Work required:
Find all lines in the listing that include the word "Přímý", then copy them.

Input rows:
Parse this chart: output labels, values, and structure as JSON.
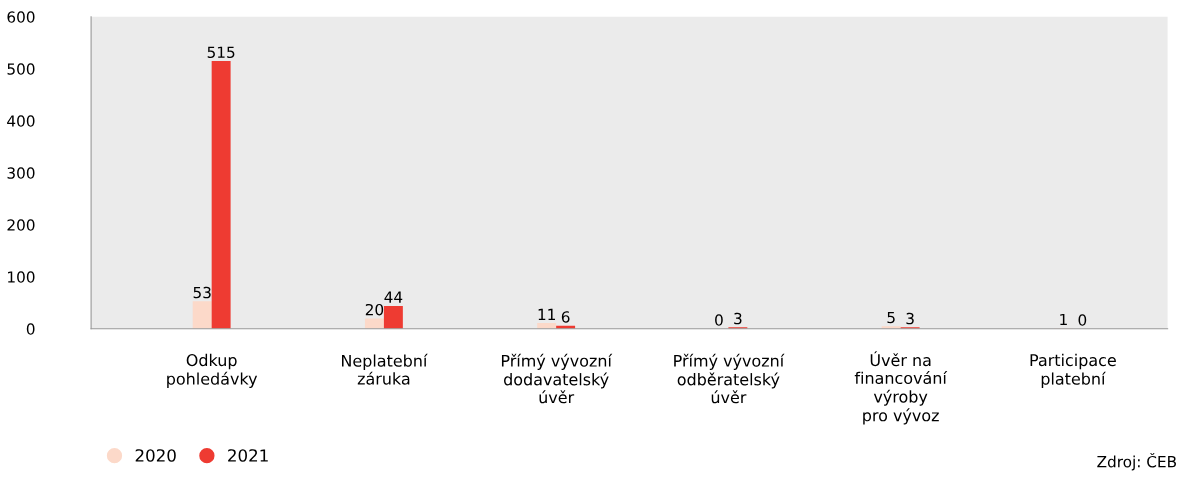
{
  "chart_data": {
    "type": "bar",
    "categories": [
      "Odkup\npohledávky",
      "Neplatební\nzáruka",
      "Přímý vývozní\ndodavatelský\núvěr",
      "Přímý vývozní\nodběratelský\núvěr",
      "Úvěr na\nfinancování\nvýroby\npro vývoz",
      "Participace\nplatební"
    ],
    "series": [
      {
        "name": "2020",
        "color": "#fcd9c9",
        "values": [
          53,
          20,
          11,
          0,
          5,
          1
        ]
      },
      {
        "name": "2021",
        "color": "#ee3b32",
        "values": [
          515,
          44,
          6,
          3,
          3,
          0
        ]
      }
    ],
    "ylim": [
      0,
      600
    ],
    "yticks": [
      0,
      100,
      200,
      300,
      400,
      500,
      600
    ],
    "grid": false,
    "legend": "bottom left",
    "data_labels": true,
    "annotations": [
      "Zdroj: ČEB"
    ]
  }
}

Result of the task:
      "Přímý vývozní\ndodavatelský\núvěr",
      "Přímý vývozní\nodběratelský\núvěr",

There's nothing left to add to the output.